**YOUR INSTRUCTIONS**
Rewrite the lines beginning with the line that contains "Identify all the" and continuing through the line that contains "tick-labels: 0.4 0.6", with "observed-point" changed to "data-point" throughout and all else left as it stands. Omit the pictures from your answer.

**DATASET RECORDS**
◇ ◇ ◇ ◇
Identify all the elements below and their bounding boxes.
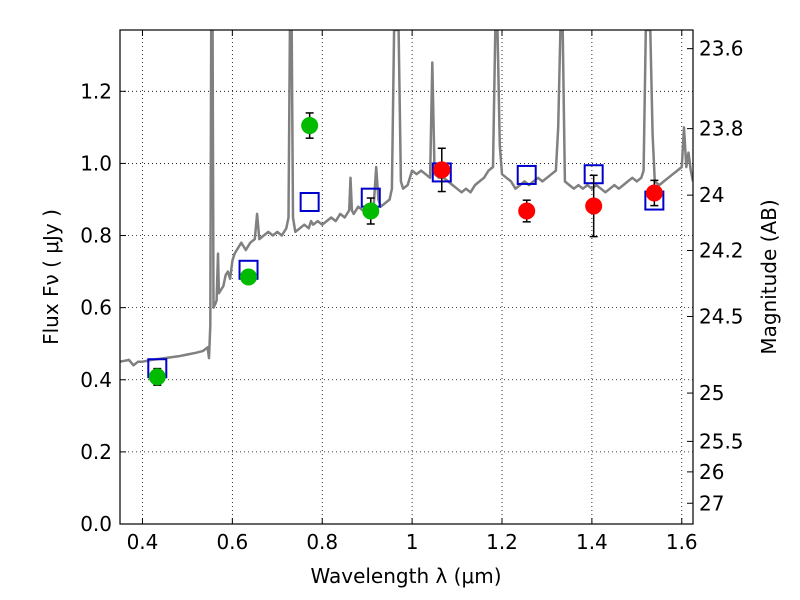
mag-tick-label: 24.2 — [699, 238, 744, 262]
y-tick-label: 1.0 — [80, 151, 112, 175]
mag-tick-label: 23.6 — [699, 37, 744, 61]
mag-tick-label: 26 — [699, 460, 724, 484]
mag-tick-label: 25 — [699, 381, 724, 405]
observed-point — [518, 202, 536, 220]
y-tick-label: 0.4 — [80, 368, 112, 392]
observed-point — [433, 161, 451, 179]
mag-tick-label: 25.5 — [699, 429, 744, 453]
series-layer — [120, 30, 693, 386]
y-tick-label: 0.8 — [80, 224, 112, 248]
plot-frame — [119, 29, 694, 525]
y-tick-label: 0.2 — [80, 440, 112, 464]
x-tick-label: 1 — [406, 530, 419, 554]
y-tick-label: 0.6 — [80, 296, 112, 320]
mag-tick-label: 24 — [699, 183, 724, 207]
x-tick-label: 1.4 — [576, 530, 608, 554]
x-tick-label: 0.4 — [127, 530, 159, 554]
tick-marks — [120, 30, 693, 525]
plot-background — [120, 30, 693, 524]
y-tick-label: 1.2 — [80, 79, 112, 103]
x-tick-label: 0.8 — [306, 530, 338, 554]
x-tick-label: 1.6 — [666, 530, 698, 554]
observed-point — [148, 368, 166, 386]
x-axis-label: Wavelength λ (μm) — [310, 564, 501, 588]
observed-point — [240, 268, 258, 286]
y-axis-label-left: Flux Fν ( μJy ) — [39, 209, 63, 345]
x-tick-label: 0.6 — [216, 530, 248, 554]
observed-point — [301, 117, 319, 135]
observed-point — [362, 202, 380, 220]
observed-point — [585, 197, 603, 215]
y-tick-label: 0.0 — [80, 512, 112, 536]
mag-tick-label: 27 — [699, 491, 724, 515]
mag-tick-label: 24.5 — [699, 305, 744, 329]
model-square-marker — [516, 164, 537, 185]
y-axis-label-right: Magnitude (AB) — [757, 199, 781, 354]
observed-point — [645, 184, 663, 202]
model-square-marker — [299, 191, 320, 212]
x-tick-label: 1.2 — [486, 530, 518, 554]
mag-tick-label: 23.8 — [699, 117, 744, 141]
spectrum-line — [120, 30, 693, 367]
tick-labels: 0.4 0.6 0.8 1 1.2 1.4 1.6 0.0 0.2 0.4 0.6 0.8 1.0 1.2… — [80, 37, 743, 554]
◇ ◇ ◇ ◇
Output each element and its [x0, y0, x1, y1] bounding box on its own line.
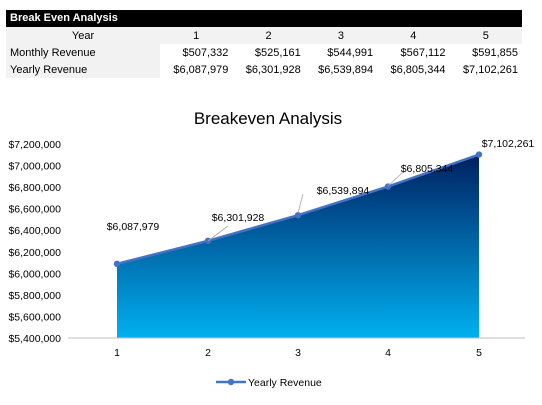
◇ ◇ ◇ ◇
**RESPONSE TO THE EXERCISE**
Identify all the elements below and their bounding boxes.
mag-tick-label: 24.2 — [699, 238, 744, 262]
y-tick-label: 1.0 — [80, 151, 112, 175]
mag-tick-label: 23.6 — [699, 37, 744, 61]
mag-tick-label: 26 — [699, 460, 724, 484]
mag-tick-label: 25 — [699, 381, 724, 405]
data-point — [518, 202, 536, 220]
y-tick-label: 0.4 — [80, 368, 112, 392]
data-point — [433, 161, 451, 179]
mag-tick-label: 25.5 — [699, 429, 744, 453]
series-layer — [120, 30, 693, 386]
y-tick-label: 0.8 — [80, 224, 112, 248]
plot-frame — [119, 29, 694, 525]
y-tick-label: 0.2 — [80, 440, 112, 464]
x-tick-label: 1 — [406, 530, 419, 554]
y-tick-label: 0.6 — [80, 296, 112, 320]
mag-tick-label: 24 — [699, 183, 724, 207]
x-tick-label: 1.4 — [576, 530, 608, 554]
x-tick-label: 0.4 — [127, 530, 159, 554]
tick-marks — [120, 30, 693, 525]
plot-background — [120, 30, 693, 524]
y-tick-label: 1.2 — [80, 79, 112, 103]
x-tick-label: 0.8 — [306, 530, 338, 554]
x-tick-label: 1.6 — [666, 530, 698, 554]
data-point — [148, 368, 166, 386]
x-axis-label: Wavelength λ (μm) — [310, 564, 501, 588]
data-point — [240, 268, 258, 286]
y-axis-label-left: Flux Fν ( μJy ) — [39, 209, 63, 345]
x-tick-label: 0.6 — [216, 530, 248, 554]
data-point — [301, 117, 319, 135]
data-point — [362, 202, 380, 220]
data-point — [585, 197, 603, 215]
y-tick-label: 0.0 — [80, 512, 112, 536]
mag-tick-label: 27 — [699, 491, 724, 515]
mag-tick-label: 24.5 — [699, 305, 744, 329]
model-square-marker — [516, 164, 537, 185]
y-axis-label-right: Magnitude (AB) — [757, 199, 781, 354]
data-point — [645, 184, 663, 202]
model-square-marker — [299, 191, 320, 212]
x-tick-label: 1.2 — [486, 530, 518, 554]
mag-tick-label: 23.8 — [699, 117, 744, 141]
spectrum-line — [120, 30, 693, 367]
tick-labels: 0.4 0.6 0.8 1 1.2 1.4 1.6 0.0 0.2 0.4 0.6 0.8 1.0 1.2… — [80, 37, 743, 554]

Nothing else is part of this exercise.